■ Dataset entries:
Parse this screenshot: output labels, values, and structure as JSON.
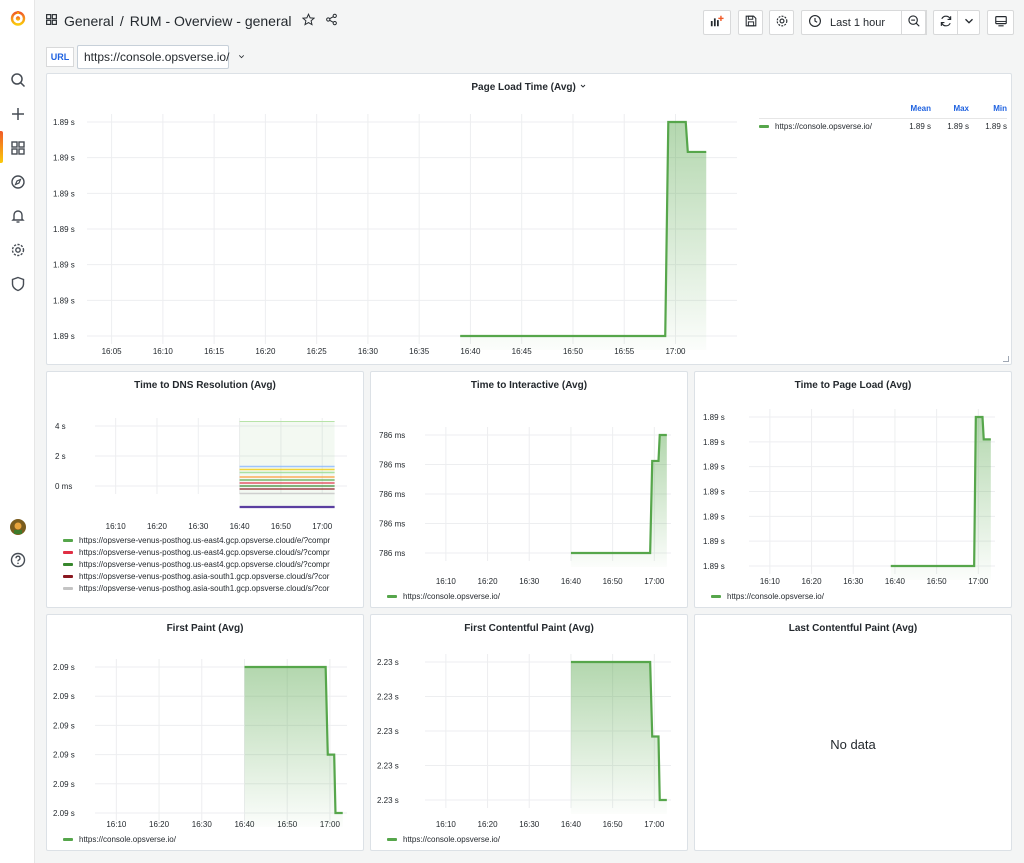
{
  "breadcrumb": {
    "folder": "General",
    "separator": "/",
    "dashboard": "RUM - Overview - general"
  },
  "toolbar": {
    "time_range": "Last 1 hour"
  },
  "variable": {
    "label": "URL",
    "value": "https://console.opsverse.io/"
  },
  "colors": {
    "accent": "#1f62e0",
    "series_green": "#56a64b"
  },
  "icons": {
    "sidebar": [
      "grafana-logo",
      "search-icon",
      "plus-icon",
      "dashboards-icon",
      "explore-icon",
      "alert-bell-icon",
      "gear-icon",
      "shield-icon",
      "avatar",
      "help-icon"
    ],
    "toolbar": [
      "add-panel-icon",
      "save-icon",
      "gear-icon",
      "clock-icon",
      "zoom-out-icon",
      "refresh-icon",
      "chevron-down-icon",
      "tv-mode-icon"
    ]
  },
  "panels": {
    "page_load": {
      "title": "Page Load Time (Avg)",
      "legend_headers": [
        "Mean",
        "Max",
        "Min"
      ],
      "legend_rows": [
        {
          "name": "https://console.opsverse.io/",
          "mean": "1.89 s",
          "max": "1.89 s",
          "min": "1.89 s"
        }
      ]
    },
    "dns": {
      "title": "Time to DNS Resolution (Avg)",
      "legend": [
        {
          "name": "https://opsverse-venus-posthog.us-east4.gcp.opsverse.cloud/e/?compr",
          "color": "#56a64b"
        },
        {
          "name": "https://opsverse-venus-posthog.us-east4.gcp.opsverse.cloud/s/?compr",
          "color": "#e02f44"
        },
        {
          "name": "https://opsverse-venus-posthog.us-east4.gcp.opsverse.cloud/s/?compr",
          "color": "#37872d"
        },
        {
          "name": "https://opsverse-venus-posthog.asia-south1.gcp.opsverse.cloud/s/?cor",
          "color": "#8a1820"
        },
        {
          "name": "https://opsverse-venus-posthog.asia-south1.gcp.opsverse.cloud/s/?cor",
          "color": "#c4c4c4"
        }
      ]
    },
    "tti": {
      "title": "Time to Interactive (Avg)",
      "legend": "https://console.opsverse.io/"
    },
    "tpl": {
      "title": "Time to Page Load (Avg)",
      "legend": "https://console.opsverse.io/"
    },
    "fp": {
      "title": "First Paint (Avg)",
      "legend": "https://console.opsverse.io/"
    },
    "fcp": {
      "title": "First Contentful Paint (Avg)",
      "legend": "https://console.opsverse.io/"
    },
    "lcp": {
      "title": "Last Contentful Paint (Avg)",
      "nodata": "No data"
    }
  },
  "chart_data": [
    {
      "panel": "page_load",
      "type": "line",
      "title": "Page Load Time (Avg)",
      "x_ticks": [
        "16:05",
        "16:10",
        "16:15",
        "16:20",
        "16:25",
        "16:30",
        "16:35",
        "16:40",
        "16:45",
        "16:50",
        "16:55",
        "17:00"
      ],
      "y_ticks": [
        "1.89 s",
        "1.89 s",
        "1.89 s",
        "1.89 s",
        "1.89 s",
        "1.89 s",
        "1.89 s"
      ],
      "series": [
        {
          "name": "https://console.opsverse.io/",
          "x": [
            "16:39",
            "16:59",
            "16:59.3",
            "17:01",
            "17:01.2",
            "17:03"
          ],
          "y": [
            0,
            0,
            1,
            1,
            0.86,
            0.86
          ]
        }
      ]
    },
    {
      "panel": "dns",
      "type": "line",
      "title": "Time to DNS Resolution (Avg)",
      "x_ticks": [
        "16:10",
        "16:20",
        "16:30",
        "16:40",
        "16:50",
        "17:00"
      ],
      "y_ticks": [
        "4 s",
        "2 s",
        "0 ms"
      ],
      "ylim": [
        -1.5,
        4.5
      ]
    },
    {
      "panel": "tti",
      "type": "line",
      "title": "Time to Interactive (Avg)",
      "x_ticks": [
        "16:10",
        "16:20",
        "16:30",
        "16:40",
        "16:50",
        "17:00"
      ],
      "y_ticks": [
        "786 ms",
        "786 ms",
        "786 ms",
        "786 ms",
        "786 ms"
      ],
      "series": [
        {
          "name": "https://console.opsverse.io/",
          "x": [
            "16:40",
            "16:59",
            "16:59.5",
            "17:01",
            "17:01.3",
            "17:03"
          ],
          "y": [
            0,
            0,
            0.78,
            0.78,
            1,
            1
          ]
        }
      ]
    },
    {
      "panel": "tpl",
      "type": "line",
      "title": "Time to Page Load (Avg)",
      "x_ticks": [
        "16:10",
        "16:20",
        "16:30",
        "16:40",
        "16:50",
        "17:00"
      ],
      "y_ticks": [
        "1.89 s",
        "1.89 s",
        "1.89 s",
        "1.89 s",
        "1.89 s",
        "1.89 s",
        "1.89 s"
      ],
      "series": [
        {
          "name": "https://console.opsverse.io/",
          "x": [
            "16:39",
            "16:59",
            "16:59.4",
            "17:01",
            "17:01.3",
            "17:03"
          ],
          "y": [
            0,
            0,
            1,
            1,
            0.85,
            0.85
          ]
        }
      ]
    },
    {
      "panel": "fp",
      "type": "line",
      "title": "First Paint (Avg)",
      "x_ticks": [
        "16:10",
        "16:20",
        "16:30",
        "16:40",
        "16:50",
        "17:00"
      ],
      "y_ticks": [
        "2.09 s",
        "2.09 s",
        "2.09 s",
        "2.09 s",
        "2.09 s",
        "2.09 s"
      ],
      "series": [
        {
          "name": "https://console.opsverse.io/",
          "x": [
            "16:40",
            "16:59",
            "16:59.5",
            "17:01",
            "17:01.3",
            "17:03"
          ],
          "y": [
            1,
            1,
            0.4,
            0.4,
            0,
            0
          ]
        }
      ]
    },
    {
      "panel": "fcp",
      "type": "line",
      "title": "First Contentful Paint (Avg)",
      "x_ticks": [
        "16:10",
        "16:20",
        "16:30",
        "16:40",
        "16:50",
        "17:00"
      ],
      "y_ticks": [
        "2.23 s",
        "2.23 s",
        "2.23 s",
        "2.23 s",
        "2.23 s"
      ],
      "series": [
        {
          "name": "https://console.opsverse.io/",
          "x": [
            "16:40",
            "16:59",
            "16:59.5",
            "17:01",
            "17:01.3",
            "17:03"
          ],
          "y": [
            1,
            1,
            0.46,
            0.46,
            0,
            0
          ]
        }
      ]
    }
  ]
}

■ Your instructions: Above are records to transcribe exactly; leave their pictures out.

■ Final answer:
Parse this screenshot: output labels, values, and structure as JSON.
{
  "breadcrumb": {
    "folder": "General",
    "separator": "/",
    "dashboard": "RUM - Overview - general"
  },
  "toolbar": {
    "time_range": "Last 1 hour"
  },
  "variable": {
    "label": "URL",
    "value": "https://console.opsverse.io/"
  },
  "colors": {
    "accent": "#1f62e0",
    "series_green": "#56a64b"
  },
  "icons": {
    "sidebar": [
      "grafana-logo",
      "search-icon",
      "plus-icon",
      "dashboards-icon",
      "explore-icon",
      "alert-bell-icon",
      "gear-icon",
      "shield-icon",
      "avatar",
      "help-icon"
    ],
    "toolbar": [
      "add-panel-icon",
      "save-icon",
      "gear-icon",
      "clock-icon",
      "zoom-out-icon",
      "refresh-icon",
      "chevron-down-icon",
      "tv-mode-icon"
    ]
  },
  "panels": {
    "page_load": {
      "title": "Page Load Time (Avg)",
      "legend_headers": [
        "Mean",
        "Max",
        "Min"
      ],
      "legend_rows": [
        {
          "name": "https://console.opsverse.io/",
          "mean": "1.89 s",
          "max": "1.89 s",
          "min": "1.89 s"
        }
      ]
    },
    "dns": {
      "title": "Time to DNS Resolution (Avg)",
      "legend": [
        {
          "name": "https://opsverse-venus-posthog.us-east4.gcp.opsverse.cloud/e/?compr",
          "color": "#56a64b"
        },
        {
          "name": "https://opsverse-venus-posthog.us-east4.gcp.opsverse.cloud/s/?compr",
          "color": "#e02f44"
        },
        {
          "name": "https://opsverse-venus-posthog.us-east4.gcp.opsverse.cloud/s/?compr",
          "color": "#37872d"
        },
        {
          "name": "https://opsverse-venus-posthog.asia-south1.gcp.opsverse.cloud/s/?cor",
          "color": "#8a1820"
        },
        {
          "name": "https://opsverse-venus-posthog.asia-south1.gcp.opsverse.cloud/s/?cor",
          "color": "#c4c4c4"
        }
      ]
    },
    "tti": {
      "title": "Time to Interactive (Avg)",
      "legend": "https://console.opsverse.io/"
    },
    "tpl": {
      "title": "Time to Page Load (Avg)",
      "legend": "https://console.opsverse.io/"
    },
    "fp": {
      "title": "First Paint (Avg)",
      "legend": "https://console.opsverse.io/"
    },
    "fcp": {
      "title": "First Contentful Paint (Avg)",
      "legend": "https://console.opsverse.io/"
    },
    "lcp": {
      "title": "Last Contentful Paint (Avg)",
      "nodata": "No data"
    }
  },
  "chart_data": [
    {
      "panel": "page_load",
      "type": "line",
      "title": "Page Load Time (Avg)",
      "x_ticks": [
        "16:05",
        "16:10",
        "16:15",
        "16:20",
        "16:25",
        "16:30",
        "16:35",
        "16:40",
        "16:45",
        "16:50",
        "16:55",
        "17:00"
      ],
      "y_ticks": [
        "1.89 s",
        "1.89 s",
        "1.89 s",
        "1.89 s",
        "1.89 s",
        "1.89 s",
        "1.89 s"
      ],
      "series": [
        {
          "name": "https://console.opsverse.io/",
          "x": [
            "16:39",
            "16:59",
            "16:59.3",
            "17:01",
            "17:01.2",
            "17:03"
          ],
          "y": [
            0,
            0,
            1,
            1,
            0.86,
            0.86
          ]
        }
      ]
    },
    {
      "panel": "dns",
      "type": "line",
      "title": "Time to DNS Resolution (Avg)",
      "x_ticks": [
        "16:10",
        "16:20",
        "16:30",
        "16:40",
        "16:50",
        "17:00"
      ],
      "y_ticks": [
        "4 s",
        "2 s",
        "0 ms"
      ],
      "ylim": [
        -1.5,
        4.5
      ]
    },
    {
      "panel": "tti",
      "type": "line",
      "title": "Time to Interactive (Avg)",
      "x_ticks": [
        "16:10",
        "16:20",
        "16:30",
        "16:40",
        "16:50",
        "17:00"
      ],
      "y_ticks": [
        "786 ms",
        "786 ms",
        "786 ms",
        "786 ms",
        "786 ms"
      ],
      "series": [
        {
          "name": "https://console.opsverse.io/",
          "x": [
            "16:40",
            "16:59",
            "16:59.5",
            "17:01",
            "17:01.3",
            "17:03"
          ],
          "y": [
            0,
            0,
            0.78,
            0.78,
            1,
            1
          ]
        }
      ]
    },
    {
      "panel": "tpl",
      "type": "line",
      "title": "Time to Page Load (Avg)",
      "x_ticks": [
        "16:10",
        "16:20",
        "16:30",
        "16:40",
        "16:50",
        "17:00"
      ],
      "y_ticks": [
        "1.89 s",
        "1.89 s",
        "1.89 s",
        "1.89 s",
        "1.89 s",
        "1.89 s",
        "1.89 s"
      ],
      "series": [
        {
          "name": "https://console.opsverse.io/",
          "x": [
            "16:39",
            "16:59",
            "16:59.4",
            "17:01",
            "17:01.3",
            "17:03"
          ],
          "y": [
            0,
            0,
            1,
            1,
            0.85,
            0.85
          ]
        }
      ]
    },
    {
      "panel": "fp",
      "type": "line",
      "title": "First Paint (Avg)",
      "x_ticks": [
        "16:10",
        "16:20",
        "16:30",
        "16:40",
        "16:50",
        "17:00"
      ],
      "y_ticks": [
        "2.09 s",
        "2.09 s",
        "2.09 s",
        "2.09 s",
        "2.09 s",
        "2.09 s"
      ],
      "series": [
        {
          "name": "https://console.opsverse.io/",
          "x": [
            "16:40",
            "16:59",
            "16:59.5",
            "17:01",
            "17:01.3",
            "17:03"
          ],
          "y": [
            1,
            1,
            0.4,
            0.4,
            0,
            0
          ]
        }
      ]
    },
    {
      "panel": "fcp",
      "type": "line",
      "title": "First Contentful Paint (Avg)",
      "x_ticks": [
        "16:10",
        "16:20",
        "16:30",
        "16:40",
        "16:50",
        "17:00"
      ],
      "y_ticks": [
        "2.23 s",
        "2.23 s",
        "2.23 s",
        "2.23 s",
        "2.23 s"
      ],
      "series": [
        {
          "name": "https://console.opsverse.io/",
          "x": [
            "16:40",
            "16:59",
            "16:59.5",
            "17:01",
            "17:01.3",
            "17:03"
          ],
          "y": [
            1,
            1,
            0.46,
            0.46,
            0,
            0
          ]
        }
      ]
    }
  ]
}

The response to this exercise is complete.